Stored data
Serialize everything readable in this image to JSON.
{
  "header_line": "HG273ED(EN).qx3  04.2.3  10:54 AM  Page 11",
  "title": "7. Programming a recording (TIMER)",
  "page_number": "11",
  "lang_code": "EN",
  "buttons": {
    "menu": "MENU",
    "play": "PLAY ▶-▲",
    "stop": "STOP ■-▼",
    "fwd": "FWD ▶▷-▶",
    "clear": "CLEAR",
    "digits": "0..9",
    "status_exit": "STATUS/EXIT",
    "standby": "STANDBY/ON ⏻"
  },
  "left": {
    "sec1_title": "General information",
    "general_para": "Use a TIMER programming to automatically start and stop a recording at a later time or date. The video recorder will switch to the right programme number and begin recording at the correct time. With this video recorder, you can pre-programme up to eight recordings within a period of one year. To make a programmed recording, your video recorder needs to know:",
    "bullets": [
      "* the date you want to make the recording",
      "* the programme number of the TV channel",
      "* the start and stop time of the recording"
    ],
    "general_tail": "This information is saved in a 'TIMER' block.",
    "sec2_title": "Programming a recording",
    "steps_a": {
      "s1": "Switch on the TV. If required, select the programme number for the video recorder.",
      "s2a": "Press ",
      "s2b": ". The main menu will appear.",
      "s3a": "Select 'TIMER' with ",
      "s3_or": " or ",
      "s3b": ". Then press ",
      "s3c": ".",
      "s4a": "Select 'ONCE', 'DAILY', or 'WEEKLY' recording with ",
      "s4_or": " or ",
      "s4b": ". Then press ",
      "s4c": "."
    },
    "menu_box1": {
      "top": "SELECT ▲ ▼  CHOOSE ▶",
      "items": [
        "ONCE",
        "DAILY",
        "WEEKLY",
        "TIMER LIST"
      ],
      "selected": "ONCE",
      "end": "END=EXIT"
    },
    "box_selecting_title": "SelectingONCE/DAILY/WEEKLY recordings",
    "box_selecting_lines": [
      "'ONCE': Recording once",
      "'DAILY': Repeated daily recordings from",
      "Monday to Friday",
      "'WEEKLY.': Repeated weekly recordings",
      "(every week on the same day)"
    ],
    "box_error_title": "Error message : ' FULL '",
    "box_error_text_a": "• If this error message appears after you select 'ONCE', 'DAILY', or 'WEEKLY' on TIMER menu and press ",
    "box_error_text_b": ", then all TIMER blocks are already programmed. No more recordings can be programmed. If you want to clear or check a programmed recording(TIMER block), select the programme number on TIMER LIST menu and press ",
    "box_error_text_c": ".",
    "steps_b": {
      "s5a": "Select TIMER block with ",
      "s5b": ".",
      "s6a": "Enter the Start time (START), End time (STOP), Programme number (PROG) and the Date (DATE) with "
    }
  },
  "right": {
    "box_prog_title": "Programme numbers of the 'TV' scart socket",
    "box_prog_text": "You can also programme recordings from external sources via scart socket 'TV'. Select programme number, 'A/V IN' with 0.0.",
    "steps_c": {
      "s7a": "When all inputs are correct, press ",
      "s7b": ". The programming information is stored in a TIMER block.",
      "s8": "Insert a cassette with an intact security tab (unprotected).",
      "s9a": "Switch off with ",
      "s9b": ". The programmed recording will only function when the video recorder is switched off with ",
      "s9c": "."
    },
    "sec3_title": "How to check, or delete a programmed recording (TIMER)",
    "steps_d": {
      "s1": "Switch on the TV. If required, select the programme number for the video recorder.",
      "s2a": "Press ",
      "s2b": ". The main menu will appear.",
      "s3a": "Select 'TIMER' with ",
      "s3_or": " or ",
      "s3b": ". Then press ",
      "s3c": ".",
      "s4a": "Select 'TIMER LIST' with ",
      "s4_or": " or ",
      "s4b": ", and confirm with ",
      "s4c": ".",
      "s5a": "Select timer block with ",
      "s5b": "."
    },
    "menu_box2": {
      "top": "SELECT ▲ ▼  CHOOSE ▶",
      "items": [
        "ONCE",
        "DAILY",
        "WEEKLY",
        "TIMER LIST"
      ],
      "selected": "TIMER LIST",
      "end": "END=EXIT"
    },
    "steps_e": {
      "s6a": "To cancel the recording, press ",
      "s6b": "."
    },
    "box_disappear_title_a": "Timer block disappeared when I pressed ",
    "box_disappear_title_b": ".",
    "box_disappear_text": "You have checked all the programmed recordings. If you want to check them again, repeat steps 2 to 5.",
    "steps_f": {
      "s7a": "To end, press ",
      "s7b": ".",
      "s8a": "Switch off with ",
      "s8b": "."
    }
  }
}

## Instructions to follow
Copy out every line of the material above that mentions the word "want".

## Response to this task
      "* the date you want to make the recording",
    "box_error_text_b": ", then all TIMER blocks are already programmed. No more recordings can be programmed. If you want to clear or check a programmed recording(TIMER block), select the programme number on TIMER LIST menu and press ",
    "box_disappear_text": "You have checked all the programmed recordings. If you want to check them again, repeat steps 2 to 5.",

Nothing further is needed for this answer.